● Exercise objective
Restate the material word for word and leave out anything that is a picture.

● Available data
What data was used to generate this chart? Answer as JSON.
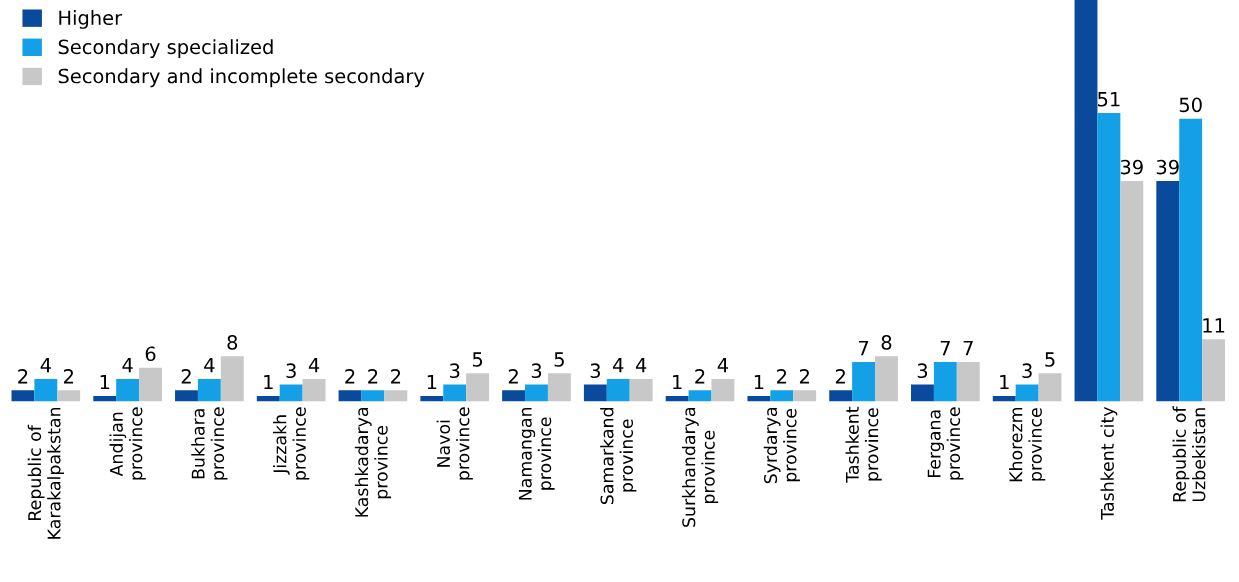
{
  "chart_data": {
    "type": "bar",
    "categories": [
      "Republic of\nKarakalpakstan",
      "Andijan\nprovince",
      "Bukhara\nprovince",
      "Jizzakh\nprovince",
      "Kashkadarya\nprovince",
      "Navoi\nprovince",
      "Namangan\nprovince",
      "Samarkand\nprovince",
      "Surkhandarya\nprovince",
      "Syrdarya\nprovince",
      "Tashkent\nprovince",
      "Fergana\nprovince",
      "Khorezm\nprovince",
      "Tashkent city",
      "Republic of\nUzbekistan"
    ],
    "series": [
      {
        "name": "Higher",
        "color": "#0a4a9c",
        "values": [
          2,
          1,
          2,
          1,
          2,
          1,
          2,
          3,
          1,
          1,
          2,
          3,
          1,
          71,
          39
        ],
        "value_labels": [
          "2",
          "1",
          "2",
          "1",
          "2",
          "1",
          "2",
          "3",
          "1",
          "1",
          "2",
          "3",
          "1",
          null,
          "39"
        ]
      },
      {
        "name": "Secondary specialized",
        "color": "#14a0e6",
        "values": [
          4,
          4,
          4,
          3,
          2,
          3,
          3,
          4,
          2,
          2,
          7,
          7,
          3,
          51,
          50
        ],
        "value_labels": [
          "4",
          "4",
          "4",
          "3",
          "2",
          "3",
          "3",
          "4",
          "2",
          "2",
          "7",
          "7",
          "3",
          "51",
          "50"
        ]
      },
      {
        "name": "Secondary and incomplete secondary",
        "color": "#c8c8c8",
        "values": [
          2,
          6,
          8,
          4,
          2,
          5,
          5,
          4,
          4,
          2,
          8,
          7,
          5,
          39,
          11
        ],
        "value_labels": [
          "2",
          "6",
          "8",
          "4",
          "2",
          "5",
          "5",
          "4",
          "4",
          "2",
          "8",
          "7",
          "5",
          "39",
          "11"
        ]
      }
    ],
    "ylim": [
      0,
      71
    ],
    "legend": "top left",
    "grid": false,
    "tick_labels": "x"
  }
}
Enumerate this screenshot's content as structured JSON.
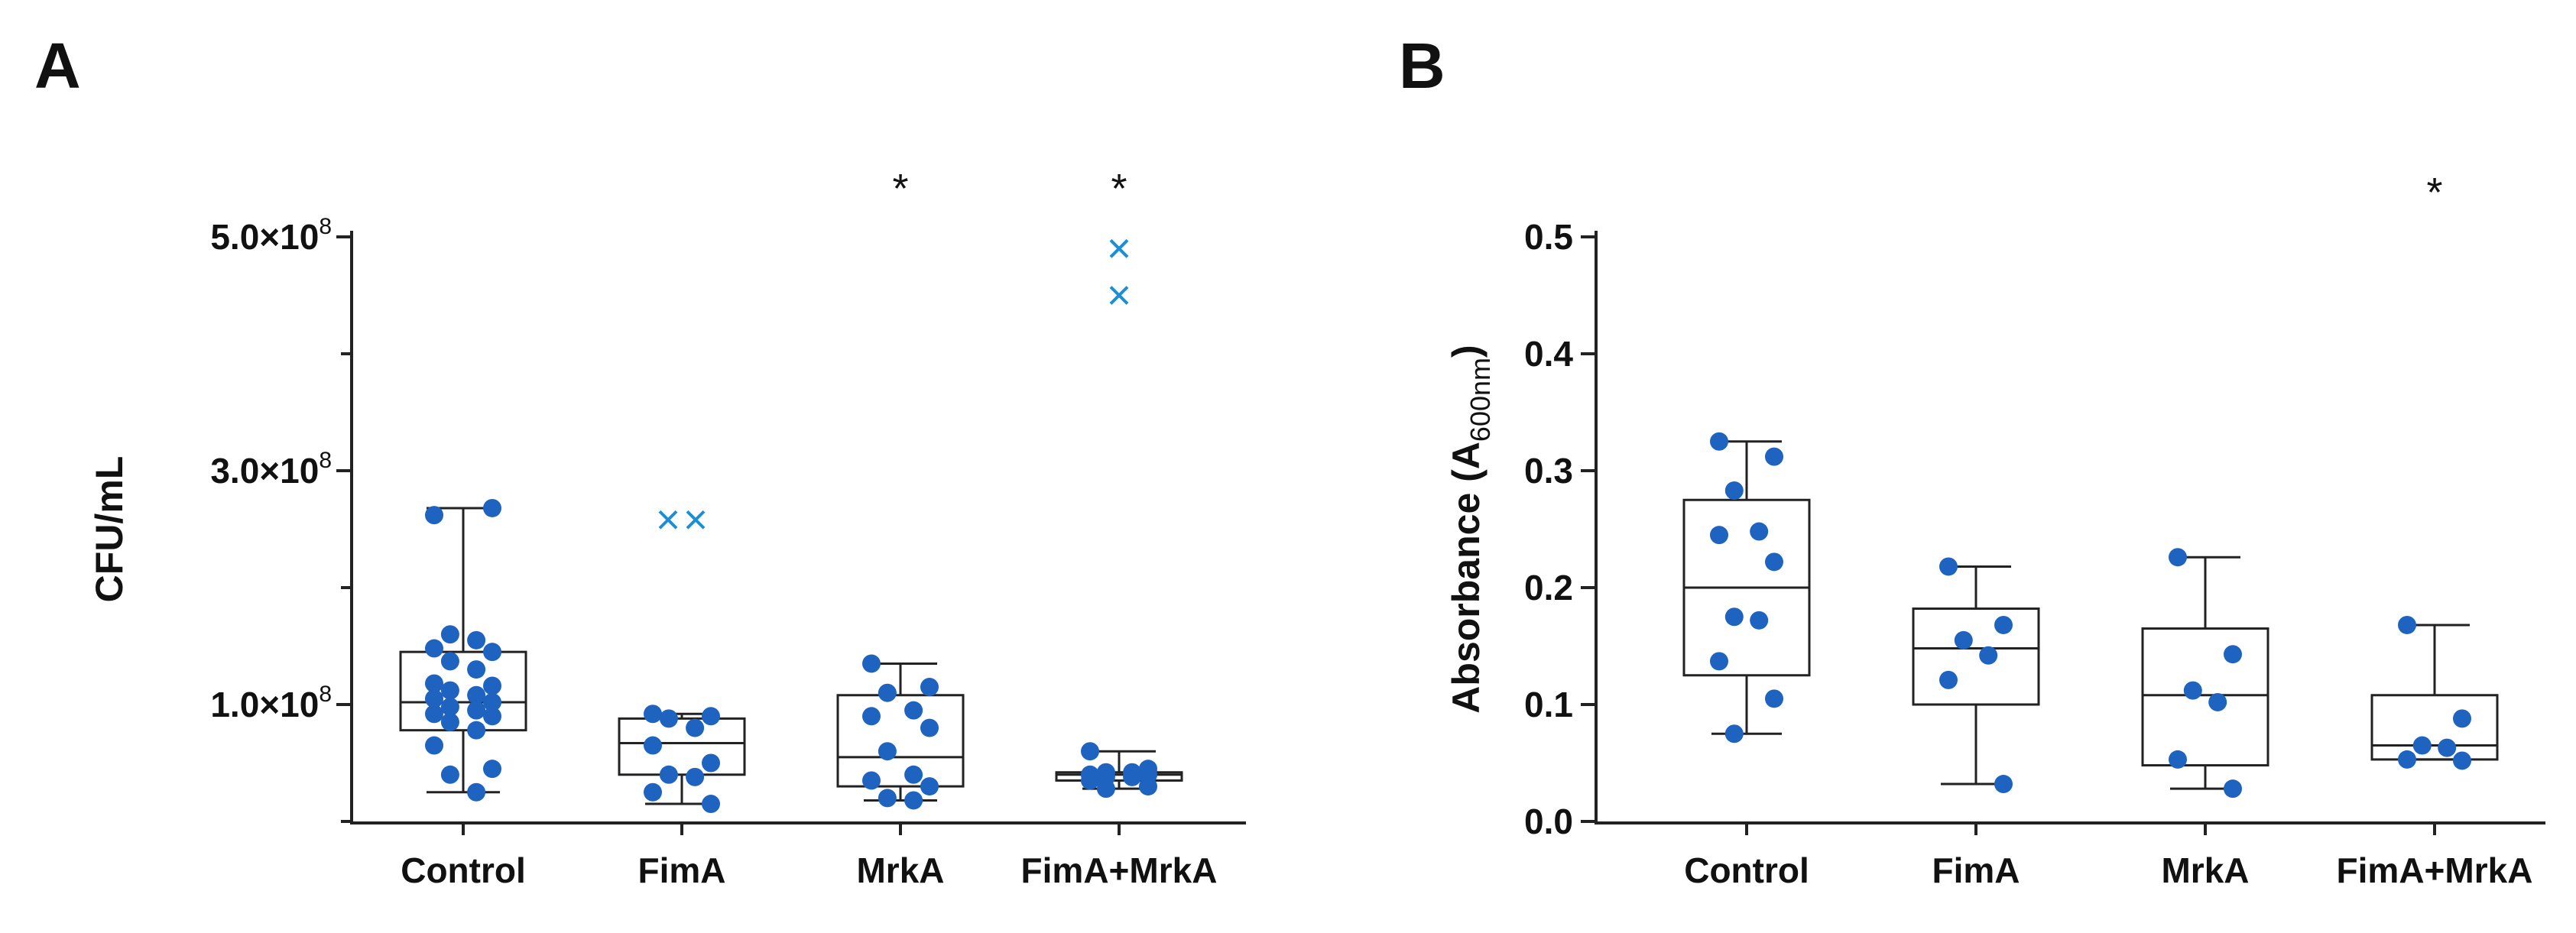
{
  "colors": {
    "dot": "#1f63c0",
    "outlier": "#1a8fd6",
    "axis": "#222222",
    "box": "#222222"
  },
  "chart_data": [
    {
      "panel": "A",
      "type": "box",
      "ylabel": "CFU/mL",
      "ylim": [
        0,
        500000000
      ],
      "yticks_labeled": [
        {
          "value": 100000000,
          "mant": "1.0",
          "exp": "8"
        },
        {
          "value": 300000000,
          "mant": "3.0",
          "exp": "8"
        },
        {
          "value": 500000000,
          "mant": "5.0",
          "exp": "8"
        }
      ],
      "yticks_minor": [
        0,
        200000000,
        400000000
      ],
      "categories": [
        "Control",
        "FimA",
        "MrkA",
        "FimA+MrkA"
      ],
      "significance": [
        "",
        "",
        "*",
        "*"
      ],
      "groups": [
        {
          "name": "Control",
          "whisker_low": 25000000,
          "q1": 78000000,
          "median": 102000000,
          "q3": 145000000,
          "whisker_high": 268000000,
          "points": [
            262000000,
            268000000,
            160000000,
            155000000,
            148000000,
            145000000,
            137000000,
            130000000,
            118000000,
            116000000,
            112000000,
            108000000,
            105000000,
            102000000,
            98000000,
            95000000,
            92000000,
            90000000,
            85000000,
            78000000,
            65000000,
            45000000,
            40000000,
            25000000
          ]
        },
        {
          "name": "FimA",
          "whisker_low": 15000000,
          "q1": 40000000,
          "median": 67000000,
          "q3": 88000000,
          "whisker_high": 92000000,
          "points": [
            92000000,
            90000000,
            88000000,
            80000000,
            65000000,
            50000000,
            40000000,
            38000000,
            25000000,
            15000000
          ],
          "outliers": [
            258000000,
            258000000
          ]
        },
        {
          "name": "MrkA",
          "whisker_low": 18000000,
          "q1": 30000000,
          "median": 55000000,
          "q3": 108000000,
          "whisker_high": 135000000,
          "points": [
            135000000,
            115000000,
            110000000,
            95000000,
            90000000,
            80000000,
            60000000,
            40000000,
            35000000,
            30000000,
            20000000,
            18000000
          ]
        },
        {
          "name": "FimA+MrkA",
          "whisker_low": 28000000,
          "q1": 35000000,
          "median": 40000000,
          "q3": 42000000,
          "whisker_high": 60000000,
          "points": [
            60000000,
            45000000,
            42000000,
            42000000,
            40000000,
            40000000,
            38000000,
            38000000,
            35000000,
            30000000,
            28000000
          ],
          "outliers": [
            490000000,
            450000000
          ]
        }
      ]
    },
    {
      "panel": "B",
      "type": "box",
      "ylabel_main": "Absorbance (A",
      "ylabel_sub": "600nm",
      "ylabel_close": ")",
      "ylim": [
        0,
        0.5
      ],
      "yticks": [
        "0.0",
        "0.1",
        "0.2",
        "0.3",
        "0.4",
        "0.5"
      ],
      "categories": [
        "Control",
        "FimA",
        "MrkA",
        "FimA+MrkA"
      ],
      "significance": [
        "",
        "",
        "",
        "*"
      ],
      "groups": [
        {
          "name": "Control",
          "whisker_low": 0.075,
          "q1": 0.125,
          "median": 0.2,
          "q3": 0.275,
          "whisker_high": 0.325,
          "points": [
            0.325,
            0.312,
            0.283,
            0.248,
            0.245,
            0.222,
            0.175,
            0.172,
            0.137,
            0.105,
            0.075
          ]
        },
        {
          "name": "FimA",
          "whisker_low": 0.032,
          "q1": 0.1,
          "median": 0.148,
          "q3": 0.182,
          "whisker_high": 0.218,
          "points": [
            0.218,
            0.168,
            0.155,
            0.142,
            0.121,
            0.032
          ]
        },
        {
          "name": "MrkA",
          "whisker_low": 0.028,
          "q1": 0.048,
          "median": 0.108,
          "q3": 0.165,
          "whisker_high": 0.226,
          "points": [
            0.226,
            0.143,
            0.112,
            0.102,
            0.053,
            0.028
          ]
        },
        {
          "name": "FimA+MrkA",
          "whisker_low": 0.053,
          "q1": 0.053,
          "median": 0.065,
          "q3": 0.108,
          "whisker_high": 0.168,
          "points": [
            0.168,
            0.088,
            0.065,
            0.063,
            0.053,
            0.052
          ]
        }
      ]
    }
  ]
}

● Written answer
What data was used to generate this chart? Answer as JSON.
{
  "chart_data": {
    "type": "bar",
    "categories": [
      "Republic of\nKarakalpakstan",
      "Andijan\nprovince",
      "Bukhara\nprovince",
      "Jizzakh\nprovince",
      "Kashkadarya\nprovince",
      "Navoi\nprovince",
      "Namangan\nprovince",
      "Samarkand\nprovince",
      "Surkhandarya\nprovince",
      "Syrdarya\nprovince",
      "Tashkent\nprovince",
      "Fergana\nprovince",
      "Khorezm\nprovince",
      "Tashkent city",
      "Republic of\nUzbekistan"
    ],
    "series": [
      {
        "name": "Higher",
        "color": "#0a4a9c",
        "values": [
          2,
          1,
          2,
          1,
          2,
          1,
          2,
          3,
          1,
          1,
          2,
          3,
          1,
          71,
          39
        ],
        "value_labels": [
          "2",
          "1",
          "2",
          "1",
          "2",
          "1",
          "2",
          "3",
          "1",
          "1",
          "2",
          "3",
          "1",
          null,
          "39"
        ]
      },
      {
        "name": "Secondary specialized",
        "color": "#14a0e6",
        "values": [
          4,
          4,
          4,
          3,
          2,
          3,
          3,
          4,
          2,
          2,
          7,
          7,
          3,
          51,
          50
        ],
        "value_labels": [
          "4",
          "4",
          "4",
          "3",
          "2",
          "3",
          "3",
          "4",
          "2",
          "2",
          "7",
          "7",
          "3",
          "51",
          "50"
        ]
      },
      {
        "name": "Secondary and incomplete secondary",
        "color": "#c8c8c8",
        "values": [
          2,
          6,
          8,
          4,
          2,
          5,
          5,
          4,
          4,
          2,
          8,
          7,
          5,
          39,
          11
        ],
        "value_labels": [
          "2",
          "6",
          "8",
          "4",
          "2",
          "5",
          "5",
          "4",
          "4",
          "2",
          "8",
          "7",
          "5",
          "39",
          "11"
        ]
      }
    ],
    "ylim": [
      0,
      71
    ],
    "legend": "top left",
    "grid": false,
    "tick_labels": "x"
  }
}
Enumerate this screenshot's content as structured JSON.
{
  "colors": {
    "dot": "#1f63c0",
    "outlier": "#1a8fd6",
    "axis": "#222222",
    "box": "#222222"
  },
  "chart_data": [
    {
      "panel": "A",
      "type": "box",
      "ylabel": "CFU/mL",
      "ylim": [
        0,
        500000000
      ],
      "yticks_labeled": [
        {
          "value": 100000000,
          "mant": "1.0",
          "exp": "8"
        },
        {
          "value": 300000000,
          "mant": "3.0",
          "exp": "8"
        },
        {
          "value": 500000000,
          "mant": "5.0",
          "exp": "8"
        }
      ],
      "yticks_minor": [
        0,
        200000000,
        400000000
      ],
      "categories": [
        "Control",
        "FimA",
        "MrkA",
        "FimA+MrkA"
      ],
      "significance": [
        "",
        "",
        "*",
        "*"
      ],
      "groups": [
        {
          "name": "Control",
          "whisker_low": 25000000,
          "q1": 78000000,
          "median": 102000000,
          "q3": 145000000,
          "whisker_high": 268000000,
          "points": [
            262000000,
            268000000,
            160000000,
            155000000,
            148000000,
            145000000,
            137000000,
            130000000,
            118000000,
            116000000,
            112000000,
            108000000,
            105000000,
            102000000,
            98000000,
            95000000,
            92000000,
            90000000,
            85000000,
            78000000,
            65000000,
            45000000,
            40000000,
            25000000
          ]
        },
        {
          "name": "FimA",
          "whisker_low": 15000000,
          "q1": 40000000,
          "median": 67000000,
          "q3": 88000000,
          "whisker_high": 92000000,
          "points": [
            92000000,
            90000000,
            88000000,
            80000000,
            65000000,
            50000000,
            40000000,
            38000000,
            25000000,
            15000000
          ],
          "outliers": [
            258000000,
            258000000
          ]
        },
        {
          "name": "MrkA",
          "whisker_low": 18000000,
          "q1": 30000000,
          "median": 55000000,
          "q3": 108000000,
          "whisker_high": 135000000,
          "points": [
            135000000,
            115000000,
            110000000,
            95000000,
            90000000,
            80000000,
            60000000,
            40000000,
            35000000,
            30000000,
            20000000,
            18000000
          ]
        },
        {
          "name": "FimA+MrkA",
          "whisker_low": 28000000,
          "q1": 35000000,
          "median": 40000000,
          "q3": 42000000,
          "whisker_high": 60000000,
          "points": [
            60000000,
            45000000,
            42000000,
            42000000,
            40000000,
            40000000,
            38000000,
            38000000,
            35000000,
            30000000,
            28000000
          ],
          "outliers": [
            490000000,
            450000000
          ]
        }
      ]
    },
    {
      "panel": "B",
      "type": "box",
      "ylabel_main": "Absorbance (A",
      "ylabel_sub": "600nm",
      "ylabel_close": ")",
      "ylim": [
        0,
        0.5
      ],
      "yticks": [
        "0.0",
        "0.1",
        "0.2",
        "0.3",
        "0.4",
        "0.5"
      ],
      "categories": [
        "Control",
        "FimA",
        "MrkA",
        "FimA+MrkA"
      ],
      "significance": [
        "",
        "",
        "",
        "*"
      ],
      "groups": [
        {
          "name": "Control",
          "whisker_low": 0.075,
          "q1": 0.125,
          "median": 0.2,
          "q3": 0.275,
          "whisker_high": 0.325,
          "points": [
            0.325,
            0.312,
            0.283,
            0.248,
            0.245,
            0.222,
            0.175,
            0.172,
            0.137,
            0.105,
            0.075
          ]
        },
        {
          "name": "FimA",
          "whisker_low": 0.032,
          "q1": 0.1,
          "median": 0.148,
          "q3": 0.182,
          "whisker_high": 0.218,
          "points": [
            0.218,
            0.168,
            0.155,
            0.142,
            0.121,
            0.032
          ]
        },
        {
          "name": "MrkA",
          "whisker_low": 0.028,
          "q1": 0.048,
          "median": 0.108,
          "q3": 0.165,
          "whisker_high": 0.226,
          "points": [
            0.226,
            0.143,
            0.112,
            0.102,
            0.053,
            0.028
          ]
        },
        {
          "name": "FimA+MrkA",
          "whisker_low": 0.053,
          "q1": 0.053,
          "median": 0.065,
          "q3": 0.108,
          "whisker_high": 0.168,
          "points": [
            0.168,
            0.088,
            0.065,
            0.063,
            0.053,
            0.052
          ]
        }
      ]
    }
  ]
}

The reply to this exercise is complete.